Data items:
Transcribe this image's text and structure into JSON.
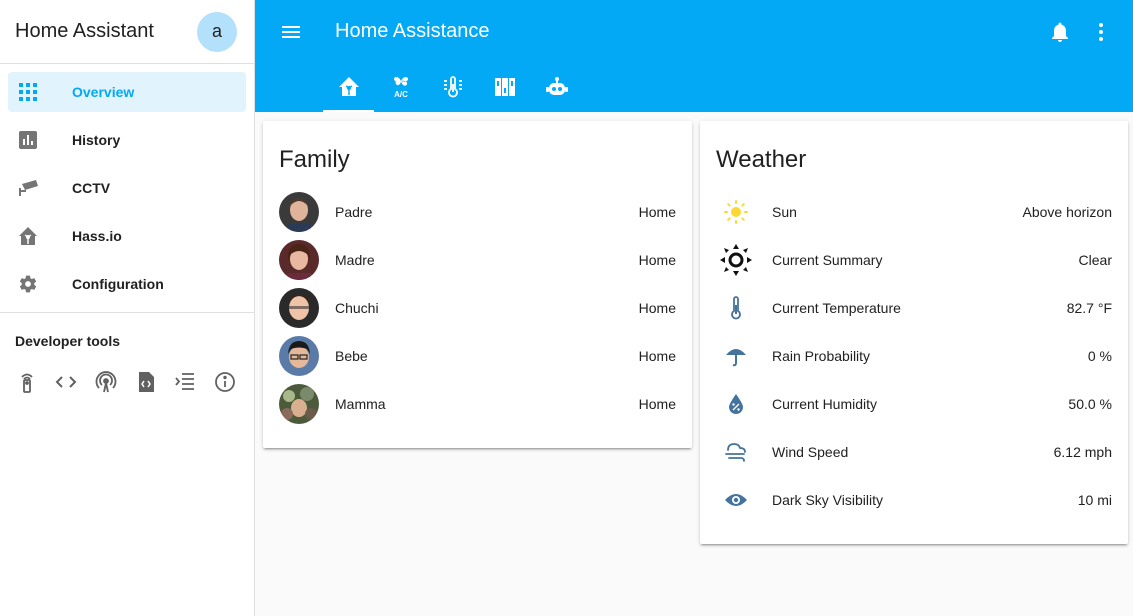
{
  "sidebar": {
    "title": "Home Assistant",
    "avatar_letter": "a",
    "items": [
      {
        "label": "Overview",
        "icon": "grid-icon",
        "active": true
      },
      {
        "label": "History",
        "icon": "chart-icon"
      },
      {
        "label": "CCTV",
        "icon": "cctv-icon"
      },
      {
        "label": "Hass.io",
        "icon": "hassio-icon"
      },
      {
        "label": "Configuration",
        "icon": "gear-icon"
      }
    ],
    "developer_tools_title": "Developer tools",
    "developer_tools": [
      "remote-icon",
      "code-icon",
      "antenna-icon",
      "file-code-icon",
      "template-icon",
      "info-icon"
    ]
  },
  "topbar": {
    "title": "Home Assistance",
    "tabs": [
      "home-assistant-icon",
      "air-conditioner-icon",
      "thermometer-icon",
      "switches-icon",
      "robot-icon"
    ],
    "accent": "#03a9f4"
  },
  "family": {
    "title": "Family",
    "members": [
      {
        "name": "Padre",
        "state": "Home"
      },
      {
        "name": "Madre",
        "state": "Home"
      },
      {
        "name": "Chuchi",
        "state": "Home"
      },
      {
        "name": "Bebe",
        "state": "Home"
      },
      {
        "name": "Mamma",
        "state": "Home"
      }
    ]
  },
  "weather": {
    "title": "Weather",
    "rows": [
      {
        "label": "Sun",
        "value": "Above horizon",
        "icon": "sun-icon"
      },
      {
        "label": "Current Summary",
        "value": "Clear",
        "icon": "clear-sky-icon"
      },
      {
        "label": "Current Temperature",
        "value": "82.7 °F",
        "icon": "thermometer-icon"
      },
      {
        "label": "Rain Probability",
        "value": "0 %",
        "icon": "umbrella-icon"
      },
      {
        "label": "Current Humidity",
        "value": "50.0 %",
        "icon": "water-percent-icon"
      },
      {
        "label": "Wind Speed",
        "value": "6.12 mph",
        "icon": "wind-icon"
      },
      {
        "label": "Dark Sky Visibility",
        "value": "10 mi",
        "icon": "eye-icon"
      }
    ]
  }
}
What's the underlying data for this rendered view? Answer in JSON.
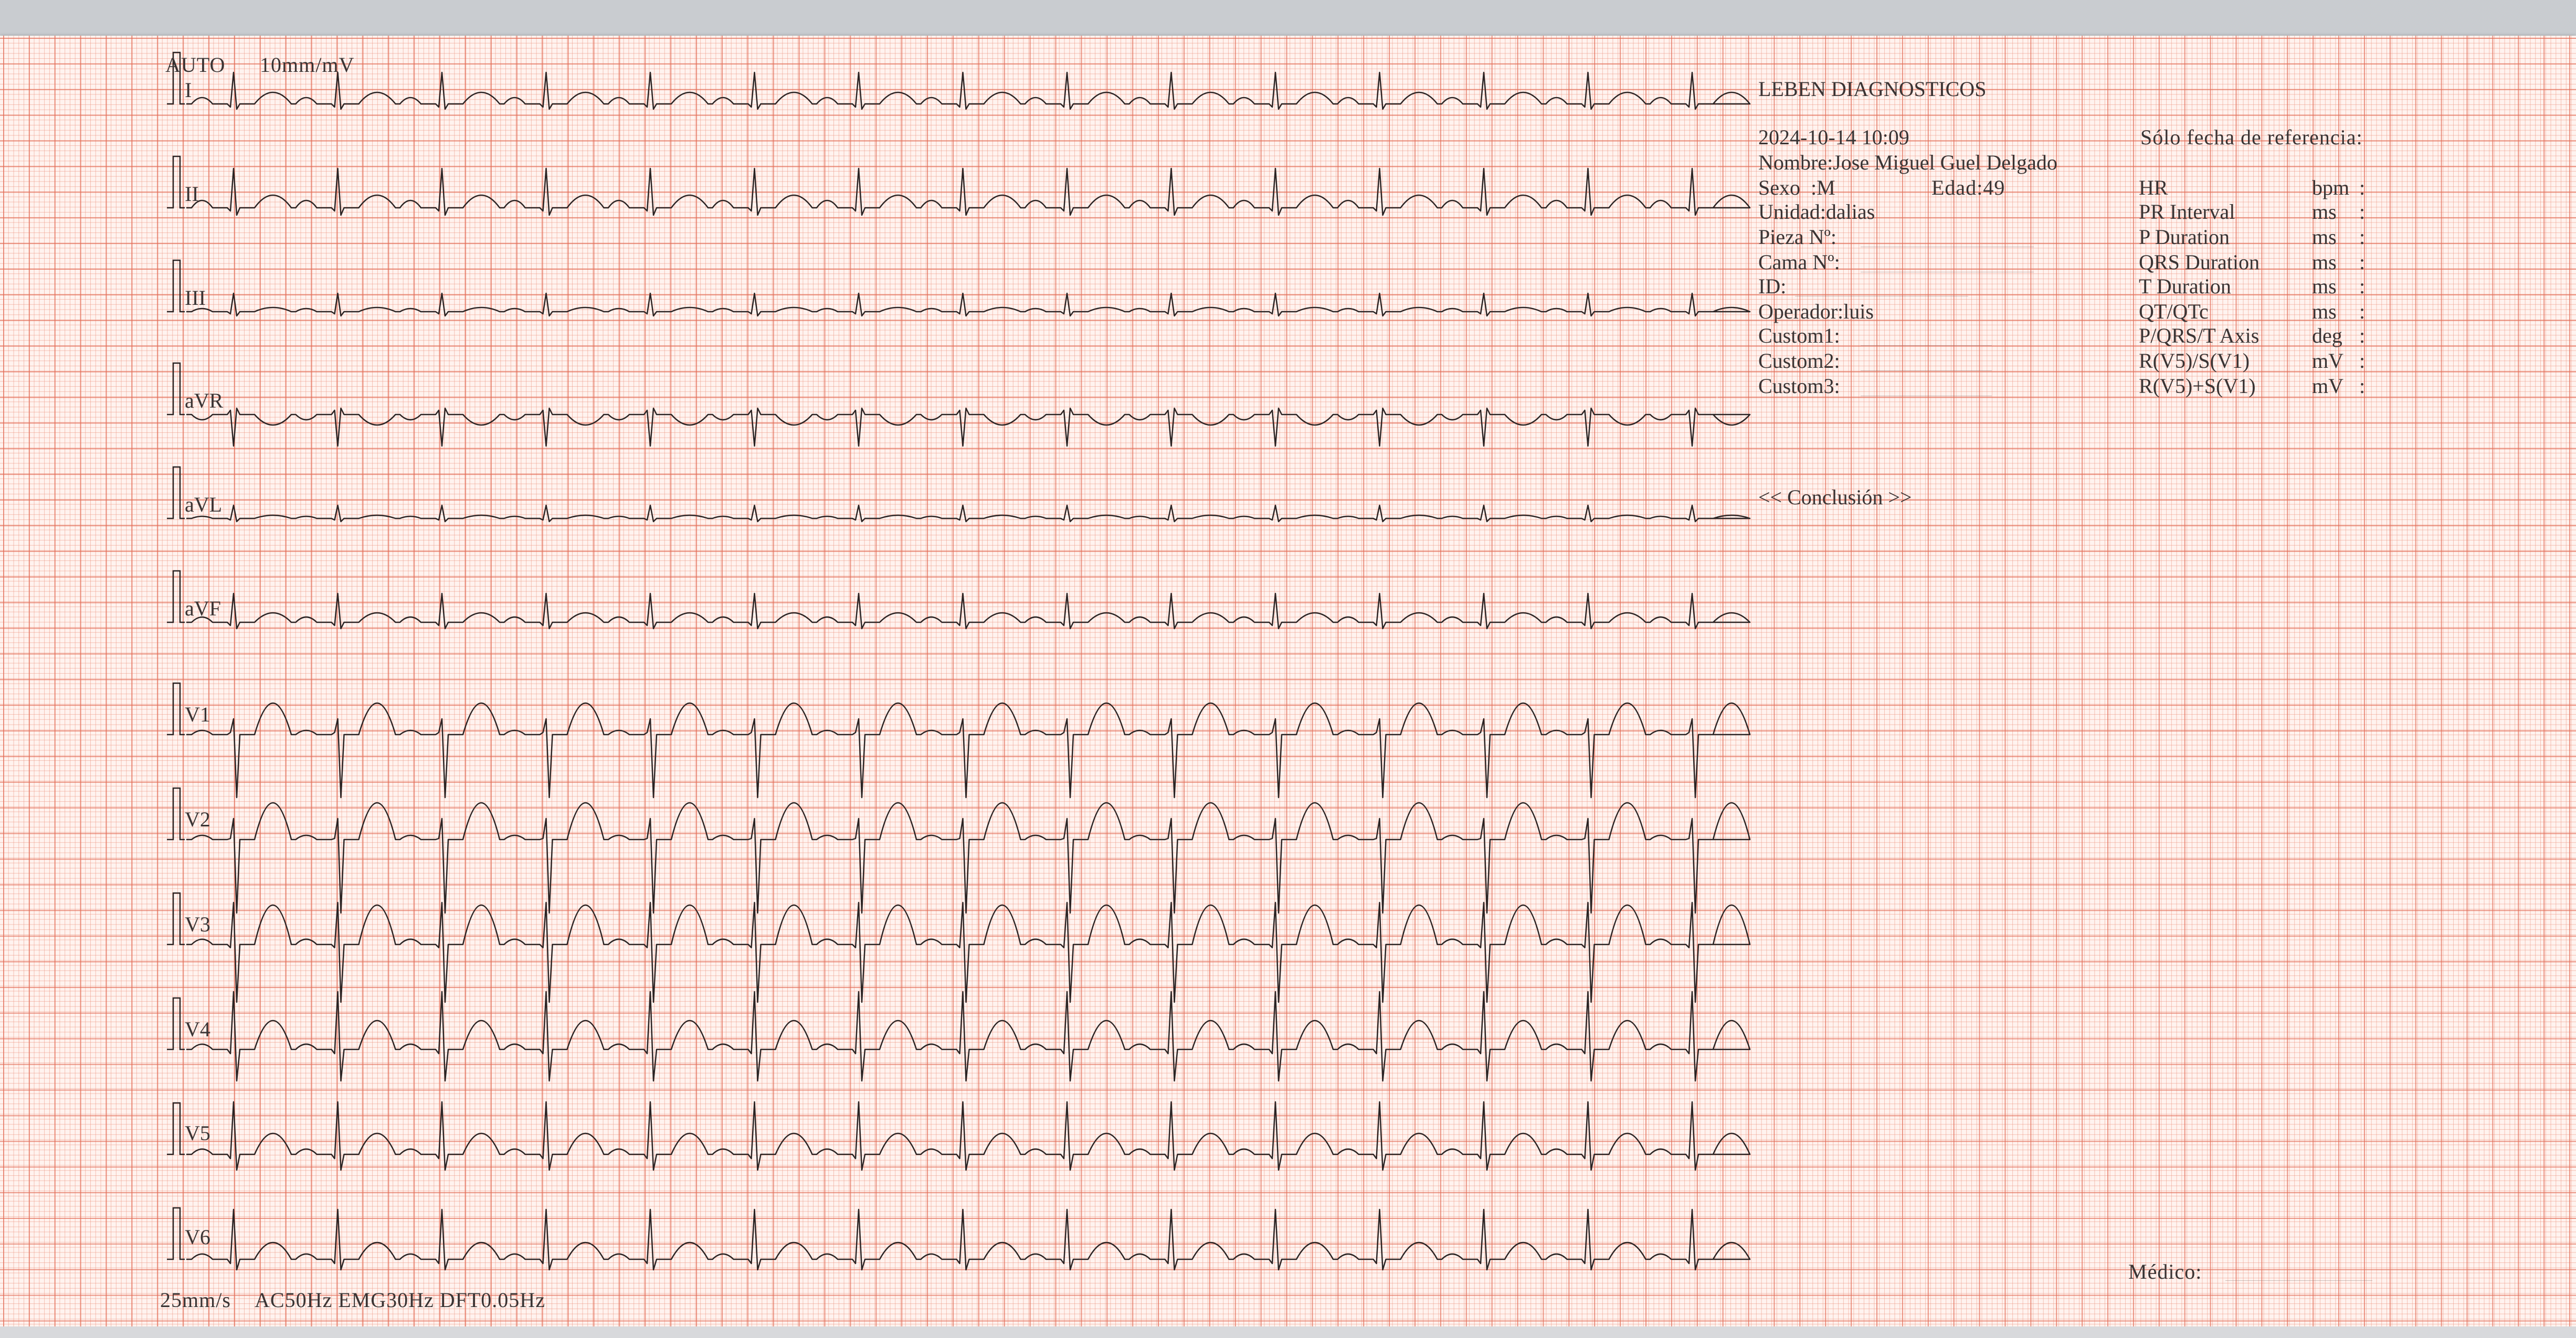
{
  "header": {
    "mode": "AUTO",
    "gain": "10mm/mV"
  },
  "footer": {
    "speed": "25mm/s",
    "filters": "AC50Hz EMG30Hz DFT0.05Hz"
  },
  "leads": [
    "I",
    "II",
    "III",
    "aVR",
    "aVL",
    "aVF",
    "V1",
    "V2",
    "V3",
    "V4",
    "V5",
    "V6"
  ],
  "report": {
    "clinic": "LEBEN DIAGNOSTICOS",
    "datetime": "2024-10-14 10:09",
    "reference_note": "Sólo fecha de referencia:",
    "patient": {
      "name_label": "Nombre:",
      "name": "Jose Miguel Guel Delgado",
      "sex_label": "Sexo  :",
      "sex": "M",
      "age_label": "Edad:",
      "age": "49",
      "unit_label": "Unidad:",
      "unit": "dalias",
      "room_label": "Pieza Nº:",
      "bed_label": "Cama Nº:",
      "id_label": "ID:",
      "operator_label": "Operador:",
      "operator": "luis",
      "custom1_label": "Custom1:",
      "custom2_label": "Custom2:",
      "custom3_label": "Custom3:"
    },
    "measurements": [
      {
        "name": "HR",
        "unit": "bpm",
        "sep": ":"
      },
      {
        "name": "PR Interval",
        "unit": "ms",
        "sep": ":"
      },
      {
        "name": "P Duration",
        "unit": "ms",
        "sep": ":"
      },
      {
        "name": "QRS Duration",
        "unit": "ms",
        "sep": ":"
      },
      {
        "name": "T Duration",
        "unit": "ms",
        "sep": ":"
      },
      {
        "name": "QT/QTc",
        "unit": "ms",
        "sep": ":"
      },
      {
        "name": "P/QRS/T Axis",
        "unit": "deg",
        "sep": ":"
      },
      {
        "name": "R(V5)/S(V1)",
        "unit": "mV",
        "sep": ":"
      },
      {
        "name": "R(V5)+S(V1)",
        "unit": "mV",
        "sep": ":"
      }
    ],
    "conclusion": "<< Conclusión >>",
    "physician_label": "Médico:"
  },
  "colors": {
    "paper": "#fff3ef",
    "grid_major": "#e26c56",
    "grid_minor": "#ec927e",
    "trace": "#2b2424",
    "ink": "#3a3434"
  }
}
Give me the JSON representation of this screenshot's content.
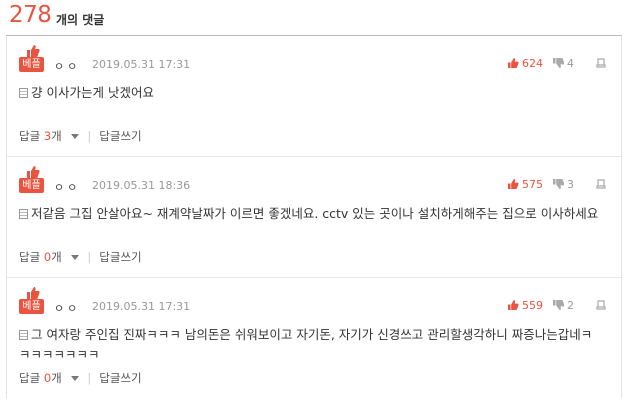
{
  "header": {
    "count": "278",
    "count_label": "개의 댓글"
  },
  "best_label": "베플",
  "reply_label": "답글",
  "reply_unit": "개",
  "write_label": "답글쓰기",
  "comments": [
    {
      "nick": "ㅇㅇ",
      "date": "2019.05.31 17:31",
      "up": "624",
      "down": "4",
      "text": "걍 이사가는게 낫겠어요",
      "reply_count": "3"
    },
    {
      "nick": "ㅇㅇ",
      "date": "2019.05.31 18:36",
      "up": "575",
      "down": "3",
      "text": "저같음 그집 안살아요~ 재계약날짜가 이르면 좋겠네요. cctv 있는 곳이나 설치하게해주는 집으로 이사하세요",
      "reply_count": "0"
    },
    {
      "nick": "ㅇㅇ",
      "date": "2019.05.31 17:31",
      "up": "559",
      "down": "2",
      "text": "그 여자랑 주인집 진짜ㅋㅋㅋ 남의돈은 쉬워보이고 자기돈, 자기가 신경쓰고 관리할생각하니 짜증나는갑네ㅋㅋㅋㅋㅋㅋㅋㅋ",
      "reply_count": "0"
    }
  ],
  "colors": {
    "accent": "#e8543f",
    "muted": "#999999"
  },
  "icons": [
    "thumbs-up-icon",
    "thumbs-down-icon",
    "report-icon",
    "document-icon",
    "chevron-down-icon"
  ]
}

• _Requirement_: Read the entries and pick out all lines that include the word "JSON".

• _Response_:
Transcribe this image's text and structure into JSON.
What's the underlying data for this rendered view? Answer in JSON.
Give me the JSON representation of this screenshot's content.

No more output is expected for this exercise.